▶ **Direction**: Retype the data below without altering anything.

▶ **Records for this exercise**:
"""

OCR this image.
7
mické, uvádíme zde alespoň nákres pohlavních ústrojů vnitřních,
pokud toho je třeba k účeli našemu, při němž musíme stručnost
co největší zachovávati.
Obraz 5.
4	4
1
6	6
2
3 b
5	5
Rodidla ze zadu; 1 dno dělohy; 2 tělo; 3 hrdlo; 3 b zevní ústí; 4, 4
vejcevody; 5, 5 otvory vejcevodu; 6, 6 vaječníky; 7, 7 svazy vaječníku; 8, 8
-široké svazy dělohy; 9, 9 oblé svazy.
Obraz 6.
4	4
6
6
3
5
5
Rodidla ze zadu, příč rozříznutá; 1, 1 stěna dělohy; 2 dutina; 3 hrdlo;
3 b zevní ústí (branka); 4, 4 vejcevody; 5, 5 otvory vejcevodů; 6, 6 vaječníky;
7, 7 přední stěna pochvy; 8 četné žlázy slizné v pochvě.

"""

▶ **Exercise result**:
OCR this image.
7
mické, uvádíme zde alespoň nákres pohlavních ústrojů vnitřních,
pokud toho je třeba k účeli našemu, při němž musíme stručnost
co největší zachovávati.
Obraz 5.
4	4
1
6	6
2
3 b
5	5
Rodidla ze zadu; 1 dno dělohy; 2 tělo; 3 hrdlo; 3 b zevní ústí; 4, 4
vejcevody; 5, 5 otvory vejcevodu; 6, 6 vaječníky; 7, 7 svazy vaječníku; 8, 8
-široké svazy dělohy; 9, 9 oblé svazy.
Obraz 6.
4	4
6
6
3
5
5
Rodidla ze zadu, příč rozříznutá; 1, 1 stěna dělohy; 2 dutina; 3 hrdlo;
3 b zevní ústí (branka); 4, 4 vejcevody; 5, 5 otvory vejcevodů; 6, 6 vaječníky;
7, 7 přední stěna pochvy; 8 četné žlázy slizné v pochvě.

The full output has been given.